> [Data provided]
◇ ◇ ◇ ◇ ◇

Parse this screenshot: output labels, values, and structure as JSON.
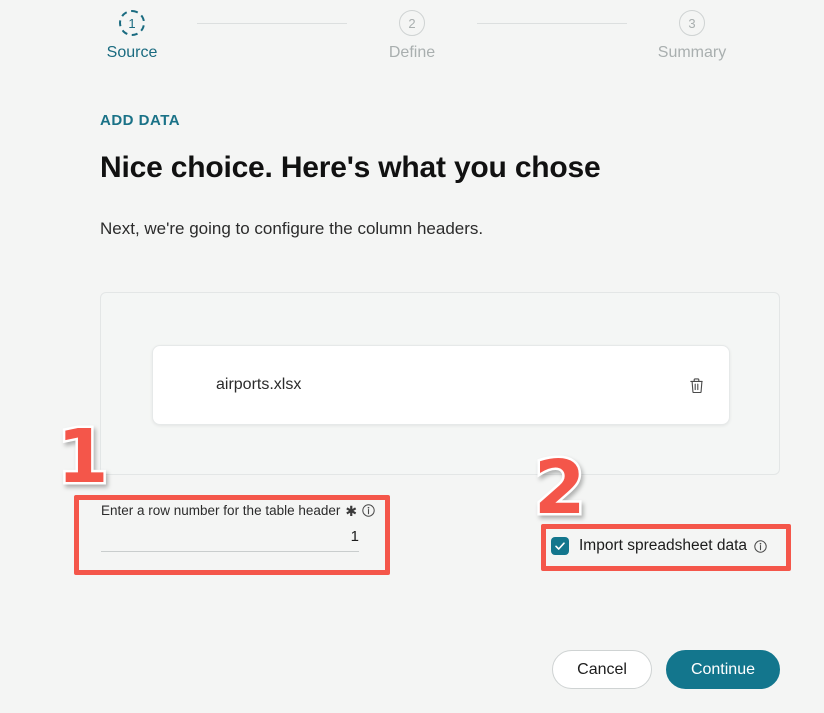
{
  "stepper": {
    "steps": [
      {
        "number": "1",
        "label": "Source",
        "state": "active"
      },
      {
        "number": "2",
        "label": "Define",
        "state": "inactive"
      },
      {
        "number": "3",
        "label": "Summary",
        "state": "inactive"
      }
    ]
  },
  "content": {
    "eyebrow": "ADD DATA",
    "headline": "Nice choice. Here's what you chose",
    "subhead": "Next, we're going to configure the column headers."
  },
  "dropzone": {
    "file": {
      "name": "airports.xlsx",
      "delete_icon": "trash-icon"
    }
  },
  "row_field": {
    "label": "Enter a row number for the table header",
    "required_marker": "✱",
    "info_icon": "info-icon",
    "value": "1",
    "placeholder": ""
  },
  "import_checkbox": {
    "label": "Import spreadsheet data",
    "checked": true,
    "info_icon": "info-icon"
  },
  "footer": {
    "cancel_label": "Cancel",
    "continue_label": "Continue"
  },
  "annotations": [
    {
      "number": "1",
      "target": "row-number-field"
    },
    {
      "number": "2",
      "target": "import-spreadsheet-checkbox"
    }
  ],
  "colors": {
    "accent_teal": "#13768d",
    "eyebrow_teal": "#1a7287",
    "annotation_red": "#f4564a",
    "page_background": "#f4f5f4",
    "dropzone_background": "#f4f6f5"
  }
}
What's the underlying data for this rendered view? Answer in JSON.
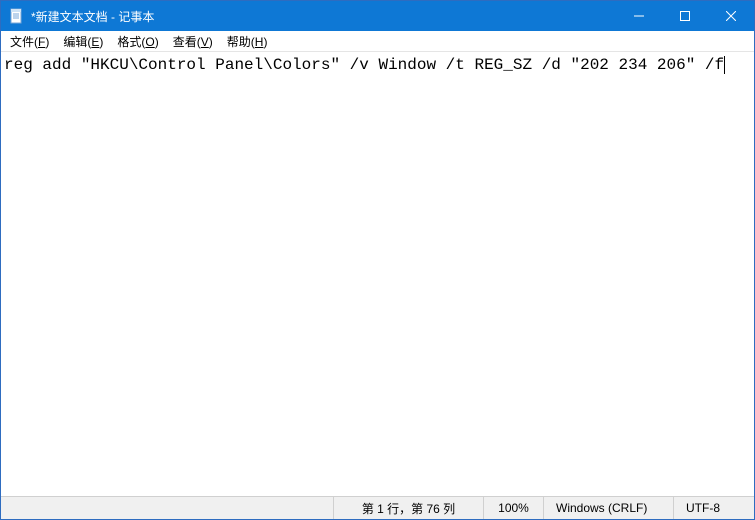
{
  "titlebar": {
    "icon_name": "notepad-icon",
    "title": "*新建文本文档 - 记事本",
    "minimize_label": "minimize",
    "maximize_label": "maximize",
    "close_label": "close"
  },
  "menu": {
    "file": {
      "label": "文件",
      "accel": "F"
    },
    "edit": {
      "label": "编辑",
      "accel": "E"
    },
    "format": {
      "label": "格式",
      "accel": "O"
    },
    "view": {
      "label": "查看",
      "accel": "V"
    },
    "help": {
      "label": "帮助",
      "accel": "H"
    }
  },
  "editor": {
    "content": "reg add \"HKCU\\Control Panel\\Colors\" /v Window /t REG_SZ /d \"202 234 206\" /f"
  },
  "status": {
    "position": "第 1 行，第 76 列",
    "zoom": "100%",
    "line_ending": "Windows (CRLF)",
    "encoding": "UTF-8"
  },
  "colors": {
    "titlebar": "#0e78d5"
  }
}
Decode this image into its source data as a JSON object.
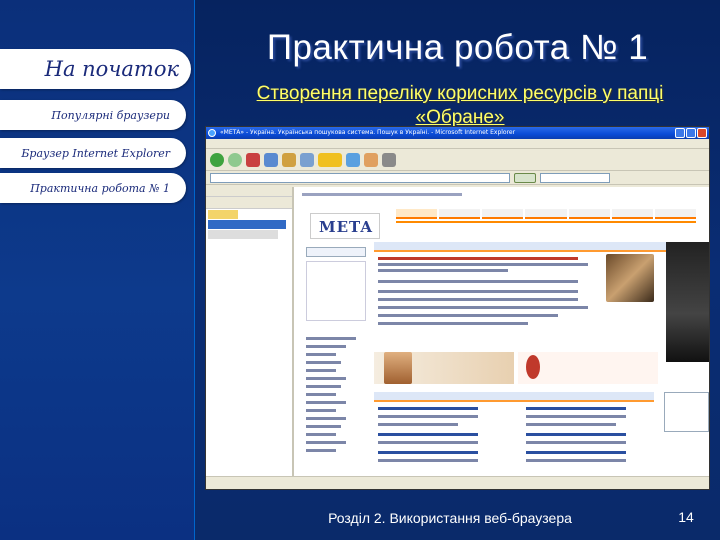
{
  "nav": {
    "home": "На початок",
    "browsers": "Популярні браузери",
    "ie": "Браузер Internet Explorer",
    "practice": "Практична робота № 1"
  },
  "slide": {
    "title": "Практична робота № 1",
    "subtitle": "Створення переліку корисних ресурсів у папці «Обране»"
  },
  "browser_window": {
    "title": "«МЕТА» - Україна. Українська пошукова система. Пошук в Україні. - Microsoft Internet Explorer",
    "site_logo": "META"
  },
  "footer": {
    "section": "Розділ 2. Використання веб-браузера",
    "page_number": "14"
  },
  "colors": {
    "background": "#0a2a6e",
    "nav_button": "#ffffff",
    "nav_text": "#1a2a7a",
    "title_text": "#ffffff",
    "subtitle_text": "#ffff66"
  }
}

◇ ◇ ◇ ◇ ◇

> [Exercise task] Print the entries above exactly, taking out only the pictures.

> [Exercise answer]
Parse this screenshot: output labels, values, and structure as JSON.
{
  "stepper": {
    "steps": [
      {
        "number": "1",
        "label": "Source",
        "state": "active"
      },
      {
        "number": "2",
        "label": "Define",
        "state": "inactive"
      },
      {
        "number": "3",
        "label": "Summary",
        "state": "inactive"
      }
    ]
  },
  "content": {
    "eyebrow": "ADD DATA",
    "headline": "Nice choice. Here's what you chose",
    "subhead": "Next, we're going to configure the column headers."
  },
  "dropzone": {
    "file": {
      "name": "airports.xlsx",
      "delete_icon": "trash-icon"
    }
  },
  "row_field": {
    "label": "Enter a row number for the table header",
    "required_marker": "✱",
    "info_icon": "info-icon",
    "value": "1",
    "placeholder": ""
  },
  "import_checkbox": {
    "label": "Import spreadsheet data",
    "checked": true,
    "info_icon": "info-icon"
  },
  "footer": {
    "cancel_label": "Cancel",
    "continue_label": "Continue"
  },
  "annotations": [
    {
      "number": "1",
      "target": "row-number-field"
    },
    {
      "number": "2",
      "target": "import-spreadsheet-checkbox"
    }
  ],
  "colors": {
    "accent_teal": "#13768d",
    "eyebrow_teal": "#1a7287",
    "annotation_red": "#f4564a",
    "page_background": "#f4f5f4",
    "dropzone_background": "#f4f6f5"
  }
}
What's the underlying data for this rendered view? Answer in JSON.
{
  "titlebar": {
    "icon_name": "notepad-icon",
    "title": "*新建文本文档 - 记事本",
    "minimize_label": "minimize",
    "maximize_label": "maximize",
    "close_label": "close"
  },
  "menu": {
    "file": {
      "label": "文件",
      "accel": "F"
    },
    "edit": {
      "label": "编辑",
      "accel": "E"
    },
    "format": {
      "label": "格式",
      "accel": "O"
    },
    "view": {
      "label": "查看",
      "accel": "V"
    },
    "help": {
      "label": "帮助",
      "accel": "H"
    }
  },
  "editor": {
    "content": "reg add \"HKCU\\Control Panel\\Colors\" /v Window /t REG_SZ /d \"202 234 206\" /f"
  },
  "status": {
    "position": "第 1 行，第 76 列",
    "zoom": "100%",
    "line_ending": "Windows (CRLF)",
    "encoding": "UTF-8"
  },
  "colors": {
    "titlebar": "#0e78d5"
  }
}
Decode this image into its source data as a JSON object.
{
  "nav": {
    "home": "На початок",
    "browsers": "Популярні браузери",
    "ie": "Браузер Internet Explorer",
    "practice": "Практична робота № 1"
  },
  "slide": {
    "title": "Практична робота № 1",
    "subtitle": "Створення переліку корисних ресурсів у папці «Обране»"
  },
  "browser_window": {
    "title": "«МЕТА» - Україна. Українська пошукова система. Пошук в Україні. - Microsoft Internet Explorer",
    "site_logo": "META"
  },
  "footer": {
    "section": "Розділ 2. Використання веб-браузера",
    "page_number": "14"
  },
  "colors": {
    "background": "#0a2a6e",
    "nav_button": "#ffffff",
    "nav_text": "#1a2a7a",
    "title_text": "#ffffff",
    "subtitle_text": "#ffff66"
  }
}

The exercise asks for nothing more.